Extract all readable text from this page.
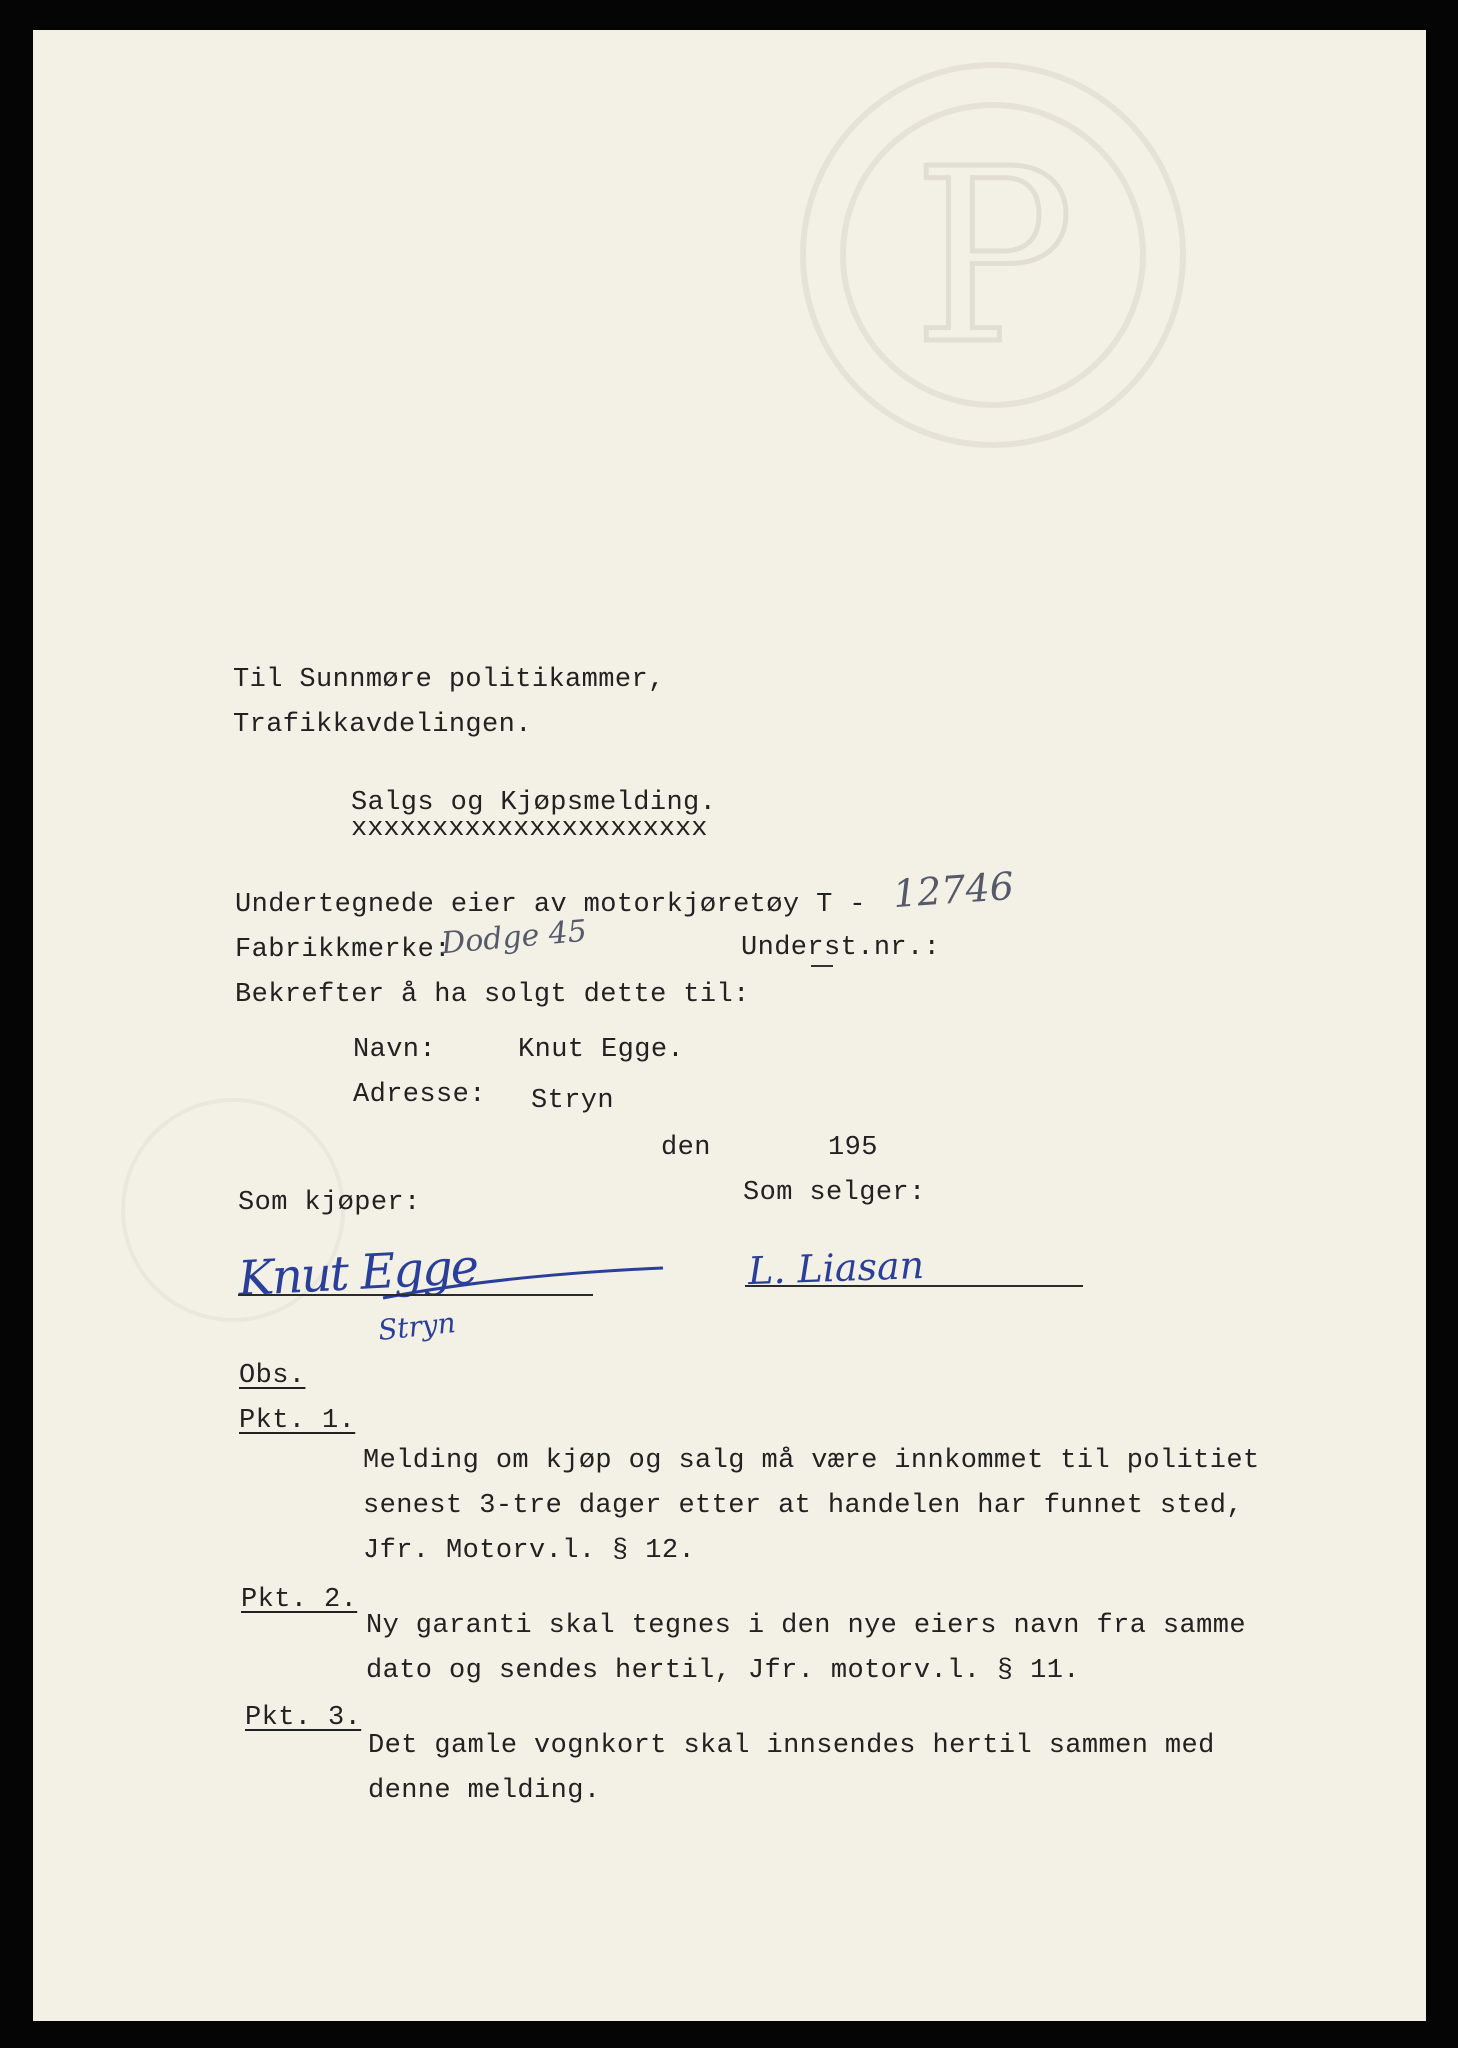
P
Til Sunnmøre politikammer,
Trafikkavdelingen.
Salgs og Kjøpsmelding.
xxxxxxxxxxxxxxxxxxxxxx
Undertegnede eier av motorkjøretøy T - 12746
Fabrikkmerke:
Dodge 45	Underst.nr.:
Bekrefter å ha solgt dette til:
Navn:	Knut Egge.
Adresse: Stryn
den	195
Som kjøper:	Som selger:
Knut Egge
Stryn
L. Liasan
Obs.
Pkt. 1.
Melding om kjøp og salg må være innkommet til politiet
senest 3-tre dager etter at handelen har funnet sted,
Jfr. Motorv.l. § 12.
Pkt. 2.
Ny garanti skal tegnes i den nye eiers navn fra samme
dato og sendes hertil, Jfr. motorv.l. § 11.
Pkt. 3.
Det gamle vognkort skal innsendes hertil sammen med
denne melding.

**What you should do:**
Output each line exactly; omit every picture.

**Solution to the exercise:**
Extract all readable text from this page.
P
Til Sunnmøre politikammer,
Trafikkavdelingen.
Salgs og Kjøpsmelding.
xxxxxxxxxxxxxxxxxxxxxx
Undertegnede eier av motorkjøretøy T - 12746
Fabrikkmerke:
Dodge 45	Underst.nr.:
Bekrefter å ha solgt dette til:
Navn:	Knut Egge.
Adresse: Stryn
den	195
Som kjøper:	Som selger:
Knut Egge
Stryn
L. Liasan
Obs.
Pkt. 1.
Melding om kjøp og salg må være innkommet til politiet
senest 3-tre dager etter at handelen har funnet sted,
Jfr. Motorv.l. § 12.
Pkt. 2.
Ny garanti skal tegnes i den nye eiers navn fra samme
dato og sendes hertil, Jfr. motorv.l. § 11.
Pkt. 3.
Det gamle vognkort skal innsendes hertil sammen med
denne melding.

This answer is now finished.